Pictures stay out; everything else in the records below is copied exactly.

Begin SOURCE MATERIAL

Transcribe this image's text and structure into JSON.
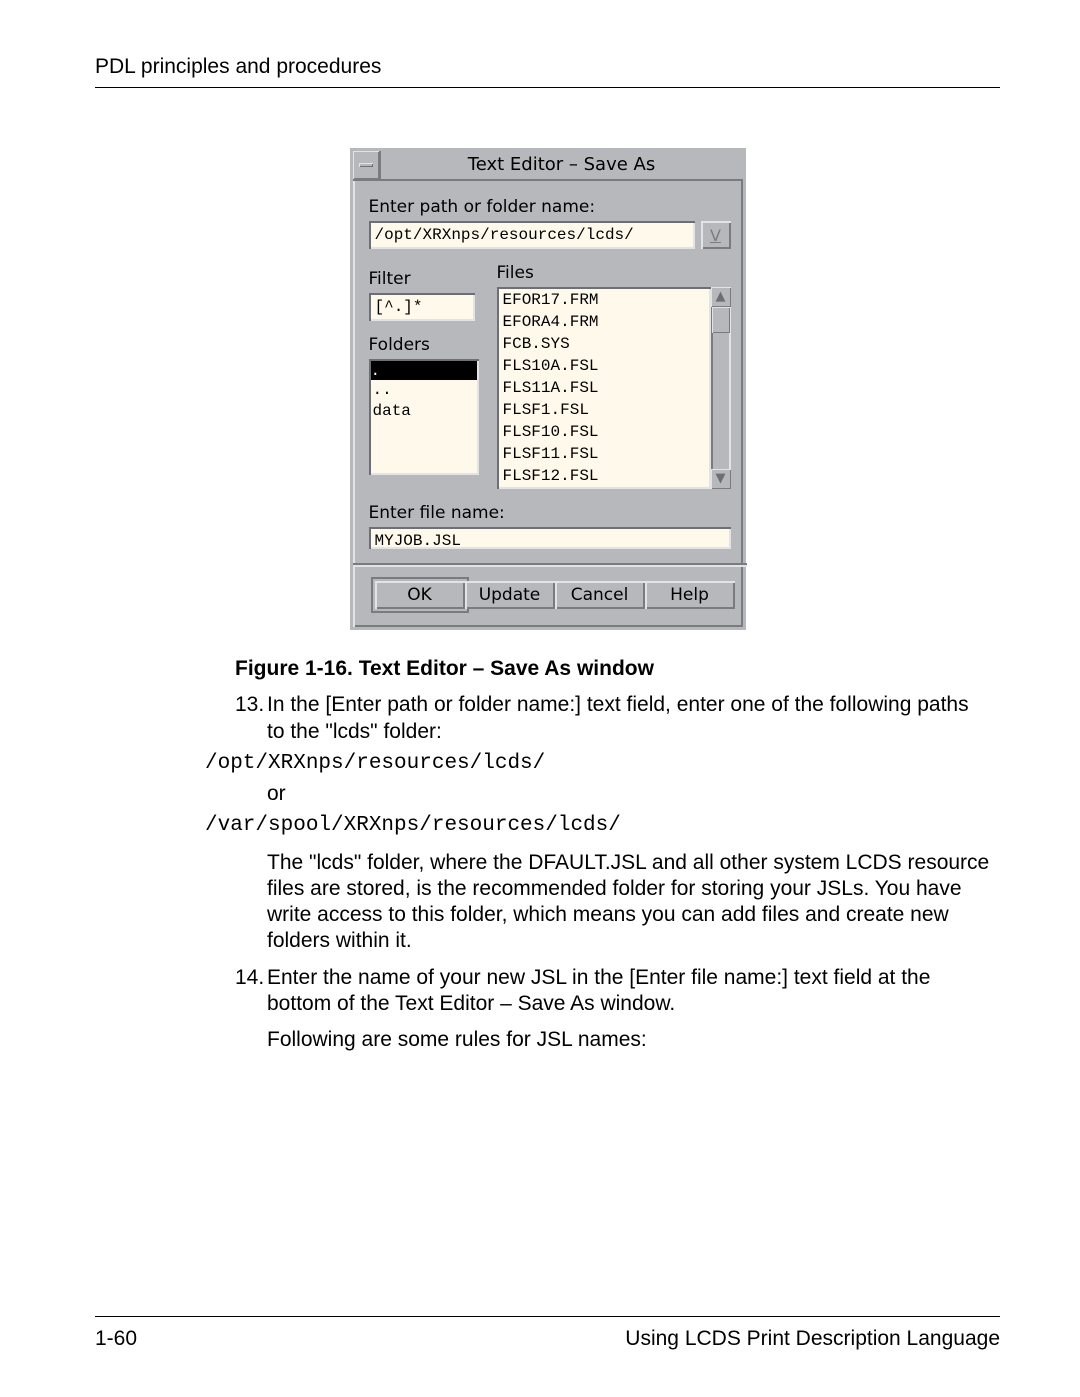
{
  "header": {
    "title": "PDL principles and procedures"
  },
  "dialog": {
    "title": "Text Editor – Save As",
    "path_label": "Enter path or folder name:",
    "path_value": "/opt/XRXnps/resources/lcds/",
    "filter_label": "Filter",
    "filter_value": "[^.]*",
    "folders_label": "Folders",
    "folders": {
      "selected": ".",
      "items": [
        "..",
        "data"
      ]
    },
    "files_label": "Files",
    "files": [
      "EFOR17.FRM",
      "EFORA4.FRM",
      "FCB.SYS",
      "FLS10A.FSL",
      "FLS11A.FSL",
      "FLSF1.FSL",
      "FLSF10.FSL",
      "FLSF11.FSL",
      "FLSF12.FSL"
    ],
    "filename_label": "Enter file name:",
    "filename_value": "MYJOB.JSL",
    "buttons": {
      "ok": "OK",
      "update": "Update",
      "cancel": "Cancel",
      "help": "Help"
    }
  },
  "body": {
    "caption": "Figure 1-16.  Text Editor – Save As window",
    "step13_num": "13.",
    "step13_text": "In the [Enter path or folder name:] text field, enter one of the following paths to the \"lcds\" folder:",
    "path1": "/opt/XRXnps/resources/lcds/",
    "or": "or",
    "path2": "/var/spool/XRXnps/resources/lcds/",
    "lcds_para": "The \"lcds\" folder, where the DFAULT.JSL and all other system LCDS resource files are stored, is the recommended folder for storing your JSLs. You have write access to this folder, which means you can add files and create new folders within it.",
    "step14_num": "14.",
    "step14_text": "Enter the name of your new JSL in the [Enter file name:] text field at the bottom of the Text Editor – Save As window.",
    "rules_intro": "Following are some rules for JSL names:"
  },
  "footer": {
    "page": "1-60",
    "book": "Using LCDS Print Description Language"
  }
}
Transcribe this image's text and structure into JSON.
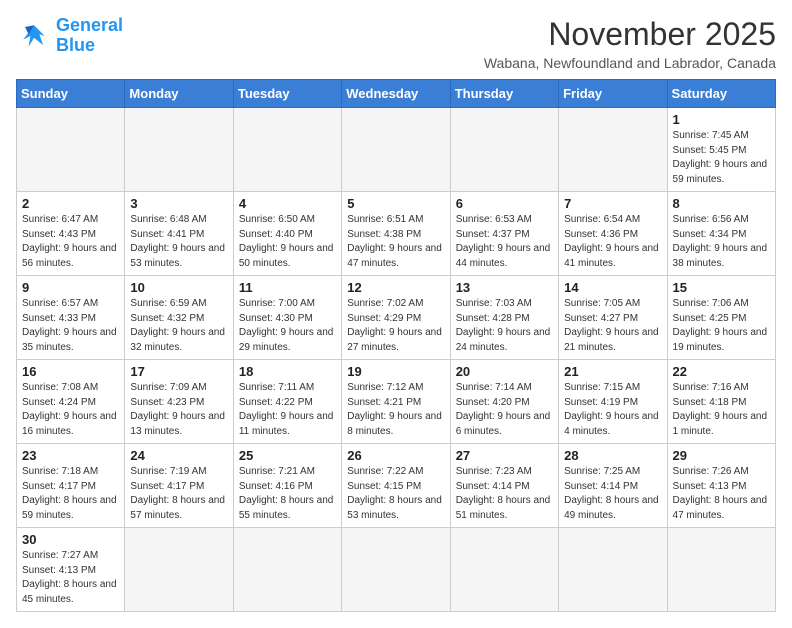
{
  "logo": {
    "line1": "General",
    "line2": "Blue"
  },
  "title": "November 2025",
  "subtitle": "Wabana, Newfoundland and Labrador, Canada",
  "weekdays": [
    "Sunday",
    "Monday",
    "Tuesday",
    "Wednesday",
    "Thursday",
    "Friday",
    "Saturday"
  ],
  "weeks": [
    [
      {
        "day": "",
        "info": ""
      },
      {
        "day": "",
        "info": ""
      },
      {
        "day": "",
        "info": ""
      },
      {
        "day": "",
        "info": ""
      },
      {
        "day": "",
        "info": ""
      },
      {
        "day": "",
        "info": ""
      },
      {
        "day": "1",
        "info": "Sunrise: 7:45 AM\nSunset: 5:45 PM\nDaylight: 9 hours and 59 minutes."
      }
    ],
    [
      {
        "day": "2",
        "info": "Sunrise: 6:47 AM\nSunset: 4:43 PM\nDaylight: 9 hours and 56 minutes."
      },
      {
        "day": "3",
        "info": "Sunrise: 6:48 AM\nSunset: 4:41 PM\nDaylight: 9 hours and 53 minutes."
      },
      {
        "day": "4",
        "info": "Sunrise: 6:50 AM\nSunset: 4:40 PM\nDaylight: 9 hours and 50 minutes."
      },
      {
        "day": "5",
        "info": "Sunrise: 6:51 AM\nSunset: 4:38 PM\nDaylight: 9 hours and 47 minutes."
      },
      {
        "day": "6",
        "info": "Sunrise: 6:53 AM\nSunset: 4:37 PM\nDaylight: 9 hours and 44 minutes."
      },
      {
        "day": "7",
        "info": "Sunrise: 6:54 AM\nSunset: 4:36 PM\nDaylight: 9 hours and 41 minutes."
      },
      {
        "day": "8",
        "info": "Sunrise: 6:56 AM\nSunset: 4:34 PM\nDaylight: 9 hours and 38 minutes."
      }
    ],
    [
      {
        "day": "9",
        "info": "Sunrise: 6:57 AM\nSunset: 4:33 PM\nDaylight: 9 hours and 35 minutes."
      },
      {
        "day": "10",
        "info": "Sunrise: 6:59 AM\nSunset: 4:32 PM\nDaylight: 9 hours and 32 minutes."
      },
      {
        "day": "11",
        "info": "Sunrise: 7:00 AM\nSunset: 4:30 PM\nDaylight: 9 hours and 29 minutes."
      },
      {
        "day": "12",
        "info": "Sunrise: 7:02 AM\nSunset: 4:29 PM\nDaylight: 9 hours and 27 minutes."
      },
      {
        "day": "13",
        "info": "Sunrise: 7:03 AM\nSunset: 4:28 PM\nDaylight: 9 hours and 24 minutes."
      },
      {
        "day": "14",
        "info": "Sunrise: 7:05 AM\nSunset: 4:27 PM\nDaylight: 9 hours and 21 minutes."
      },
      {
        "day": "15",
        "info": "Sunrise: 7:06 AM\nSunset: 4:25 PM\nDaylight: 9 hours and 19 minutes."
      }
    ],
    [
      {
        "day": "16",
        "info": "Sunrise: 7:08 AM\nSunset: 4:24 PM\nDaylight: 9 hours and 16 minutes."
      },
      {
        "day": "17",
        "info": "Sunrise: 7:09 AM\nSunset: 4:23 PM\nDaylight: 9 hours and 13 minutes."
      },
      {
        "day": "18",
        "info": "Sunrise: 7:11 AM\nSunset: 4:22 PM\nDaylight: 9 hours and 11 minutes."
      },
      {
        "day": "19",
        "info": "Sunrise: 7:12 AM\nSunset: 4:21 PM\nDaylight: 9 hours and 8 minutes."
      },
      {
        "day": "20",
        "info": "Sunrise: 7:14 AM\nSunset: 4:20 PM\nDaylight: 9 hours and 6 minutes."
      },
      {
        "day": "21",
        "info": "Sunrise: 7:15 AM\nSunset: 4:19 PM\nDaylight: 9 hours and 4 minutes."
      },
      {
        "day": "22",
        "info": "Sunrise: 7:16 AM\nSunset: 4:18 PM\nDaylight: 9 hours and 1 minute."
      }
    ],
    [
      {
        "day": "23",
        "info": "Sunrise: 7:18 AM\nSunset: 4:17 PM\nDaylight: 8 hours and 59 minutes."
      },
      {
        "day": "24",
        "info": "Sunrise: 7:19 AM\nSunset: 4:17 PM\nDaylight: 8 hours and 57 minutes."
      },
      {
        "day": "25",
        "info": "Sunrise: 7:21 AM\nSunset: 4:16 PM\nDaylight: 8 hours and 55 minutes."
      },
      {
        "day": "26",
        "info": "Sunrise: 7:22 AM\nSunset: 4:15 PM\nDaylight: 8 hours and 53 minutes."
      },
      {
        "day": "27",
        "info": "Sunrise: 7:23 AM\nSunset: 4:14 PM\nDaylight: 8 hours and 51 minutes."
      },
      {
        "day": "28",
        "info": "Sunrise: 7:25 AM\nSunset: 4:14 PM\nDaylight: 8 hours and 49 minutes."
      },
      {
        "day": "29",
        "info": "Sunrise: 7:26 AM\nSunset: 4:13 PM\nDaylight: 8 hours and 47 minutes."
      }
    ],
    [
      {
        "day": "30",
        "info": "Sunrise: 7:27 AM\nSunset: 4:13 PM\nDaylight: 8 hours and 45 minutes."
      },
      {
        "day": "",
        "info": ""
      },
      {
        "day": "",
        "info": ""
      },
      {
        "day": "",
        "info": ""
      },
      {
        "day": "",
        "info": ""
      },
      {
        "day": "",
        "info": ""
      },
      {
        "day": "",
        "info": ""
      }
    ]
  ]
}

End SOURCE MATERIAL

▸ **ANSWER**
Transcribe this image's text and structure into JSON.
{
  "header": {
    "title": "PDL principles and procedures"
  },
  "dialog": {
    "title": "Text Editor – Save As",
    "path_label": "Enter path or folder name:",
    "path_value": "/opt/XRXnps/resources/lcds/",
    "filter_label": "Filter",
    "filter_value": "[^.]*",
    "folders_label": "Folders",
    "folders": {
      "selected": ".",
      "items": [
        "..",
        "data"
      ]
    },
    "files_label": "Files",
    "files": [
      "EFOR17.FRM",
      "EFORA4.FRM",
      "FCB.SYS",
      "FLS10A.FSL",
      "FLS11A.FSL",
      "FLSF1.FSL",
      "FLSF10.FSL",
      "FLSF11.FSL",
      "FLSF12.FSL"
    ],
    "filename_label": "Enter file name:",
    "filename_value": "MYJOB.JSL",
    "buttons": {
      "ok": "OK",
      "update": "Update",
      "cancel": "Cancel",
      "help": "Help"
    }
  },
  "body": {
    "caption": "Figure 1-16.  Text Editor – Save As window",
    "step13_num": "13.",
    "step13_text": "In the [Enter path or folder name:] text field, enter one of the following paths to the \"lcds\" folder:",
    "path1": "/opt/XRXnps/resources/lcds/",
    "or": "or",
    "path2": "/var/spool/XRXnps/resources/lcds/",
    "lcds_para": "The \"lcds\" folder, where the DFAULT.JSL and all other system LCDS resource files are stored, is the recommended folder for storing your JSLs. You have write access to this folder, which means you can add files and create new folders within it.",
    "step14_num": "14.",
    "step14_text": "Enter the name of your new JSL in the [Enter file name:] text field at the bottom of the Text Editor – Save As window.",
    "rules_intro": "Following are some rules for JSL names:"
  },
  "footer": {
    "page": "1-60",
    "book": "Using LCDS Print Description Language"
  }
}
Transcribe this image's text and structure into JSON.
{
  "logo": {
    "line1": "General",
    "line2": "Blue"
  },
  "title": "November 2025",
  "subtitle": "Wabana, Newfoundland and Labrador, Canada",
  "weekdays": [
    "Sunday",
    "Monday",
    "Tuesday",
    "Wednesday",
    "Thursday",
    "Friday",
    "Saturday"
  ],
  "weeks": [
    [
      {
        "day": "",
        "info": ""
      },
      {
        "day": "",
        "info": ""
      },
      {
        "day": "",
        "info": ""
      },
      {
        "day": "",
        "info": ""
      },
      {
        "day": "",
        "info": ""
      },
      {
        "day": "",
        "info": ""
      },
      {
        "day": "1",
        "info": "Sunrise: 7:45 AM\nSunset: 5:45 PM\nDaylight: 9 hours and 59 minutes."
      }
    ],
    [
      {
        "day": "2",
        "info": "Sunrise: 6:47 AM\nSunset: 4:43 PM\nDaylight: 9 hours and 56 minutes."
      },
      {
        "day": "3",
        "info": "Sunrise: 6:48 AM\nSunset: 4:41 PM\nDaylight: 9 hours and 53 minutes."
      },
      {
        "day": "4",
        "info": "Sunrise: 6:50 AM\nSunset: 4:40 PM\nDaylight: 9 hours and 50 minutes."
      },
      {
        "day": "5",
        "info": "Sunrise: 6:51 AM\nSunset: 4:38 PM\nDaylight: 9 hours and 47 minutes."
      },
      {
        "day": "6",
        "info": "Sunrise: 6:53 AM\nSunset: 4:37 PM\nDaylight: 9 hours and 44 minutes."
      },
      {
        "day": "7",
        "info": "Sunrise: 6:54 AM\nSunset: 4:36 PM\nDaylight: 9 hours and 41 minutes."
      },
      {
        "day": "8",
        "info": "Sunrise: 6:56 AM\nSunset: 4:34 PM\nDaylight: 9 hours and 38 minutes."
      }
    ],
    [
      {
        "day": "9",
        "info": "Sunrise: 6:57 AM\nSunset: 4:33 PM\nDaylight: 9 hours and 35 minutes."
      },
      {
        "day": "10",
        "info": "Sunrise: 6:59 AM\nSunset: 4:32 PM\nDaylight: 9 hours and 32 minutes."
      },
      {
        "day": "11",
        "info": "Sunrise: 7:00 AM\nSunset: 4:30 PM\nDaylight: 9 hours and 29 minutes."
      },
      {
        "day": "12",
        "info": "Sunrise: 7:02 AM\nSunset: 4:29 PM\nDaylight: 9 hours and 27 minutes."
      },
      {
        "day": "13",
        "info": "Sunrise: 7:03 AM\nSunset: 4:28 PM\nDaylight: 9 hours and 24 minutes."
      },
      {
        "day": "14",
        "info": "Sunrise: 7:05 AM\nSunset: 4:27 PM\nDaylight: 9 hours and 21 minutes."
      },
      {
        "day": "15",
        "info": "Sunrise: 7:06 AM\nSunset: 4:25 PM\nDaylight: 9 hours and 19 minutes."
      }
    ],
    [
      {
        "day": "16",
        "info": "Sunrise: 7:08 AM\nSunset: 4:24 PM\nDaylight: 9 hours and 16 minutes."
      },
      {
        "day": "17",
        "info": "Sunrise: 7:09 AM\nSunset: 4:23 PM\nDaylight: 9 hours and 13 minutes."
      },
      {
        "day": "18",
        "info": "Sunrise: 7:11 AM\nSunset: 4:22 PM\nDaylight: 9 hours and 11 minutes."
      },
      {
        "day": "19",
        "info": "Sunrise: 7:12 AM\nSunset: 4:21 PM\nDaylight: 9 hours and 8 minutes."
      },
      {
        "day": "20",
        "info": "Sunrise: 7:14 AM\nSunset: 4:20 PM\nDaylight: 9 hours and 6 minutes."
      },
      {
        "day": "21",
        "info": "Sunrise: 7:15 AM\nSunset: 4:19 PM\nDaylight: 9 hours and 4 minutes."
      },
      {
        "day": "22",
        "info": "Sunrise: 7:16 AM\nSunset: 4:18 PM\nDaylight: 9 hours and 1 minute."
      }
    ],
    [
      {
        "day": "23",
        "info": "Sunrise: 7:18 AM\nSunset: 4:17 PM\nDaylight: 8 hours and 59 minutes."
      },
      {
        "day": "24",
        "info": "Sunrise: 7:19 AM\nSunset: 4:17 PM\nDaylight: 8 hours and 57 minutes."
      },
      {
        "day": "25",
        "info": "Sunrise: 7:21 AM\nSunset: 4:16 PM\nDaylight: 8 hours and 55 minutes."
      },
      {
        "day": "26",
        "info": "Sunrise: 7:22 AM\nSunset: 4:15 PM\nDaylight: 8 hours and 53 minutes."
      },
      {
        "day": "27",
        "info": "Sunrise: 7:23 AM\nSunset: 4:14 PM\nDaylight: 8 hours and 51 minutes."
      },
      {
        "day": "28",
        "info": "Sunrise: 7:25 AM\nSunset: 4:14 PM\nDaylight: 8 hours and 49 minutes."
      },
      {
        "day": "29",
        "info": "Sunrise: 7:26 AM\nSunset: 4:13 PM\nDaylight: 8 hours and 47 minutes."
      }
    ],
    [
      {
        "day": "30",
        "info": "Sunrise: 7:27 AM\nSunset: 4:13 PM\nDaylight: 8 hours and 45 minutes."
      },
      {
        "day": "",
        "info": ""
      },
      {
        "day": "",
        "info": ""
      },
      {
        "day": "",
        "info": ""
      },
      {
        "day": "",
        "info": ""
      },
      {
        "day": "",
        "info": ""
      },
      {
        "day": "",
        "info": ""
      }
    ]
  ]
}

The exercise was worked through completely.